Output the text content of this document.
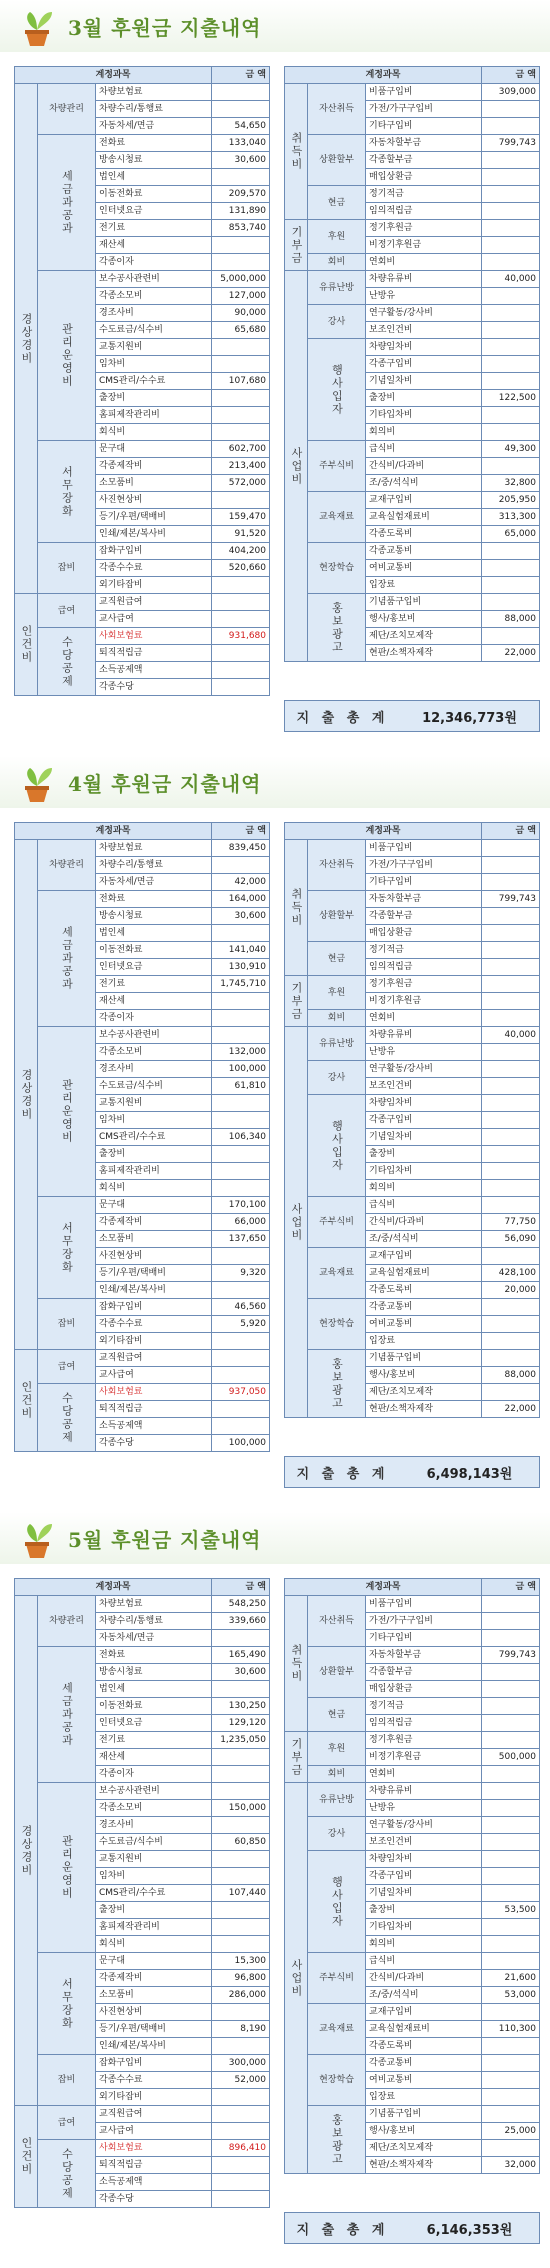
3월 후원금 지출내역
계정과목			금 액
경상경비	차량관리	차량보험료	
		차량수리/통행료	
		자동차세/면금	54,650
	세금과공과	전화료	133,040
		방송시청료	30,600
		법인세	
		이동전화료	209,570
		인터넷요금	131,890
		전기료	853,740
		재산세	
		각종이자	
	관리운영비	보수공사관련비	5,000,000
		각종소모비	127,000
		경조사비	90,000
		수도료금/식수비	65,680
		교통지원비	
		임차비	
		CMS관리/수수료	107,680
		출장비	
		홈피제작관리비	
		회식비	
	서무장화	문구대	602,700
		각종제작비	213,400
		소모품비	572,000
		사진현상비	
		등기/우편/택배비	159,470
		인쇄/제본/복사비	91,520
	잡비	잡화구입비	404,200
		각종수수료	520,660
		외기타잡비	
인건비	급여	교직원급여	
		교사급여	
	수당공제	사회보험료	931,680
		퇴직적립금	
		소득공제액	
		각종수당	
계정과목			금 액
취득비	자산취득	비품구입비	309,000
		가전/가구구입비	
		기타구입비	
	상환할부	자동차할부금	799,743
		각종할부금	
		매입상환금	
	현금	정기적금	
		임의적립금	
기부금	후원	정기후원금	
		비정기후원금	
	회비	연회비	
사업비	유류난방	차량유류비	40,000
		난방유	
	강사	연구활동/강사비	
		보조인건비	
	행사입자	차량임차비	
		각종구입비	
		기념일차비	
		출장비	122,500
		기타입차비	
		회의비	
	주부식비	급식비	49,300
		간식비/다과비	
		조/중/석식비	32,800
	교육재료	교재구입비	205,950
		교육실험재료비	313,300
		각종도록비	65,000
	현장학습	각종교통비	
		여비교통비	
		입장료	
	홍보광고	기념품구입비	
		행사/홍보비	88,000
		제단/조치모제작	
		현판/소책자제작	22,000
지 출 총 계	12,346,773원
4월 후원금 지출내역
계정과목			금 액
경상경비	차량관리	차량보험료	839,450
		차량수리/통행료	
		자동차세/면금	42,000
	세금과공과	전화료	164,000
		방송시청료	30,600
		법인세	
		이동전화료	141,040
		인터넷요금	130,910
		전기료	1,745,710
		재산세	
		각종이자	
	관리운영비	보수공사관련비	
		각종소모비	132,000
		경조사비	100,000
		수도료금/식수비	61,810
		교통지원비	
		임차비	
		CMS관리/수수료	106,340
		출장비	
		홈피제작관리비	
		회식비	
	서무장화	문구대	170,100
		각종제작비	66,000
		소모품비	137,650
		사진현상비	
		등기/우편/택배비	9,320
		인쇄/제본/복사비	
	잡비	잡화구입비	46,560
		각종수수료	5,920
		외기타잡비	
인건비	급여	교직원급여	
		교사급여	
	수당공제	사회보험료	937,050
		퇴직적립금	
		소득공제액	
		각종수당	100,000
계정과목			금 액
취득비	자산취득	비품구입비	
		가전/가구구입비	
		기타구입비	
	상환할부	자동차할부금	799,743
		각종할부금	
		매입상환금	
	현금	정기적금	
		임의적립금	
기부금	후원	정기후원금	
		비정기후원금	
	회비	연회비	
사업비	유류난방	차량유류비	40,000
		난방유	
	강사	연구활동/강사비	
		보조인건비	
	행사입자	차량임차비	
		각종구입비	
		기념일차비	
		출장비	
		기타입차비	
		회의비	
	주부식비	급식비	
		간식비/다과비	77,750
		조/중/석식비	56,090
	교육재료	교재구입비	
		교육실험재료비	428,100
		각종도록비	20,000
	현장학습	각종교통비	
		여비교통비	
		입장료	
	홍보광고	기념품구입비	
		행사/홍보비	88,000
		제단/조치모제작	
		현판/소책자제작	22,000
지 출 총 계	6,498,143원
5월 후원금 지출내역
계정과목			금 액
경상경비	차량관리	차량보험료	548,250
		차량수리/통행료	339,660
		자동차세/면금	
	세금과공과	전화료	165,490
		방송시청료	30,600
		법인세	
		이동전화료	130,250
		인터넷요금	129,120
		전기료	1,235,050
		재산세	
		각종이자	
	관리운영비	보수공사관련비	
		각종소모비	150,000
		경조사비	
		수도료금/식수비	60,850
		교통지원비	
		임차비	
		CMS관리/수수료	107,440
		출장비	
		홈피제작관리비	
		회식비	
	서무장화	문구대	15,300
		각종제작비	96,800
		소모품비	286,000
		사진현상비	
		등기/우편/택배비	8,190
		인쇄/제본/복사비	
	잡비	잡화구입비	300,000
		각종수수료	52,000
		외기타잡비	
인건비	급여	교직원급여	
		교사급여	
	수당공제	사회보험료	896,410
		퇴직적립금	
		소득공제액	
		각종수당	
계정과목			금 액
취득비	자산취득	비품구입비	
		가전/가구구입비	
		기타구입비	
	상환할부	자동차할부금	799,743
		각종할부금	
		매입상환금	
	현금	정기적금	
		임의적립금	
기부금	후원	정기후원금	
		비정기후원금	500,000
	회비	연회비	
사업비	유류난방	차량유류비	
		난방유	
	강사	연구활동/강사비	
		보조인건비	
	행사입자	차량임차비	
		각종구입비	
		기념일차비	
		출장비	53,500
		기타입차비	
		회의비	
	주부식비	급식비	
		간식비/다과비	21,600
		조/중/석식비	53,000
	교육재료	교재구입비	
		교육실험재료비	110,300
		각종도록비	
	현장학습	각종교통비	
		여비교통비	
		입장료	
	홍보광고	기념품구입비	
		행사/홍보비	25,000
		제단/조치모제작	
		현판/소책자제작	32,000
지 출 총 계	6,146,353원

- - -

EXERCISE OBJECTIVE: Return the lines of the records that include the string "잡화구입비".

ANSWER:
	잡비	잡화구입비	404,200
	잡비	잡화구입비	46,560
	잡비	잡화구입비	300,000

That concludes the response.